■ **Task to complete**
Return the entries below in their exact form, leaving the pictures out.

☆ ☆ ☆ ☆

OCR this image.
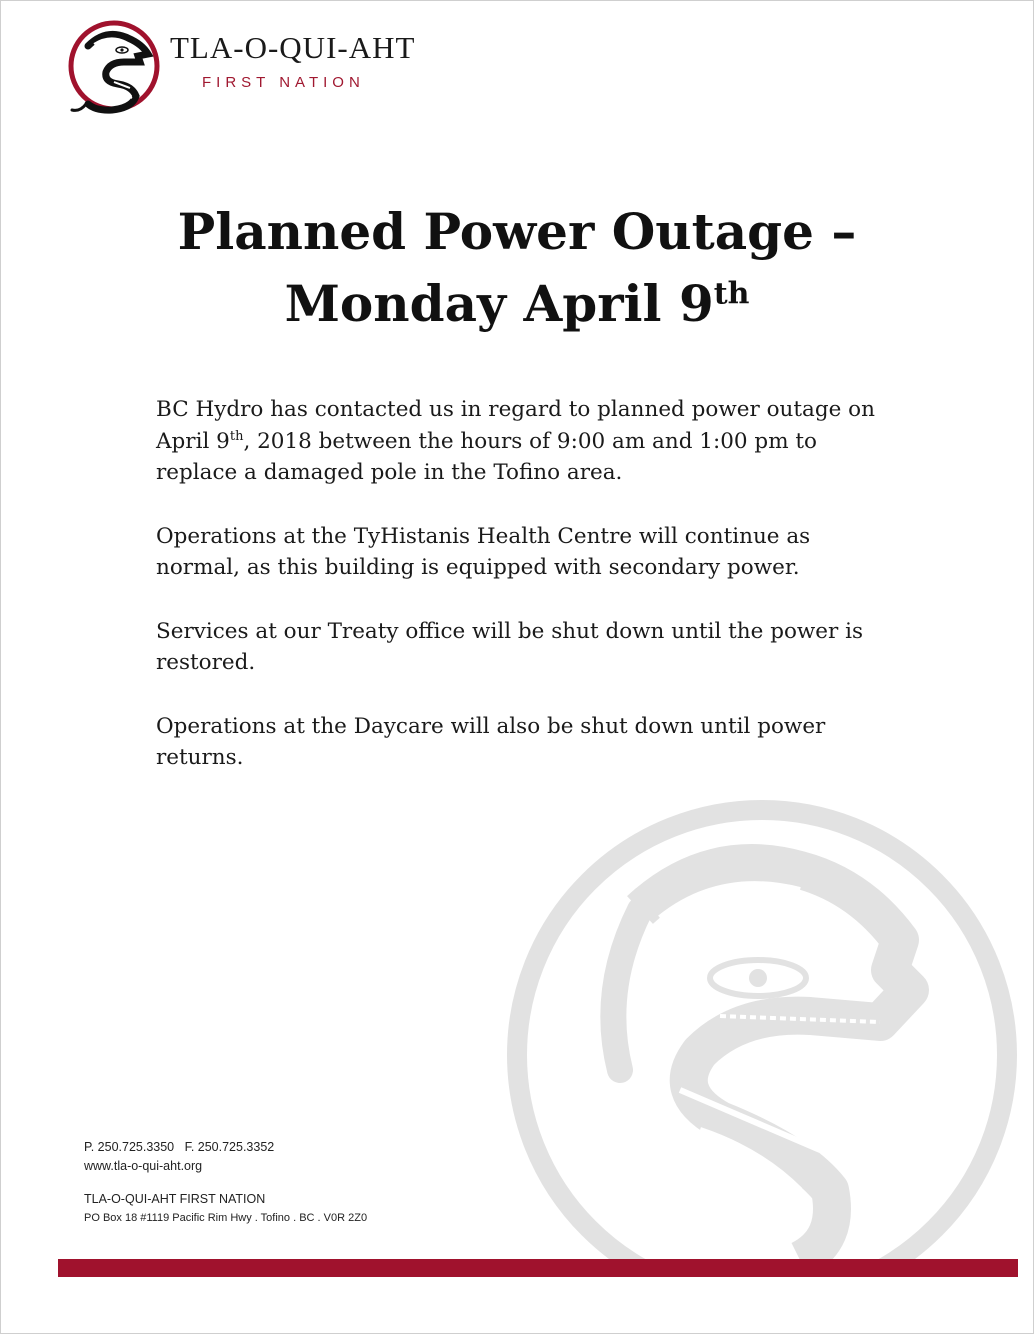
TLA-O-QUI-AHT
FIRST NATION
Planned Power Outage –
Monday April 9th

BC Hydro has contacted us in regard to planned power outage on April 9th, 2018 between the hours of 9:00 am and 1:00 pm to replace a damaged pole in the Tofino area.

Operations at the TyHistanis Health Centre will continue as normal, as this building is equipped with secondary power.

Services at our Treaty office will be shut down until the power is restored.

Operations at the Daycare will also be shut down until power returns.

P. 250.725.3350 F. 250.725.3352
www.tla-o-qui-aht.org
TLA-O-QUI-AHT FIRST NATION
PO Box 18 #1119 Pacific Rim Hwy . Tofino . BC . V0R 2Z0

☆ ☆ ☆ ☆

■ **Answer for the task**
OCR this image.
TLA-O-QUI-AHT
FIRST NATION
Planned Power Outage –
Monday April 9th

BC Hydro has contacted us in regard to planned power outage on April 9th, 2018 between the hours of 9:00 am and 1:00 pm to replace a damaged pole in the Tofino area.

Operations at the TyHistanis Health Centre will continue as normal, as this building is equipped with secondary power.

Services at our Treaty office will be shut down until the power is restored.

Operations at the Daycare will also be shut down until power returns.

P. 250.725.3350 F. 250.725.3352
www.tla-o-qui-aht.org
TLA-O-QUI-AHT FIRST NATION
PO Box 18 #1119 Pacific Rim Hwy . Tofino . BC . V0R 2Z0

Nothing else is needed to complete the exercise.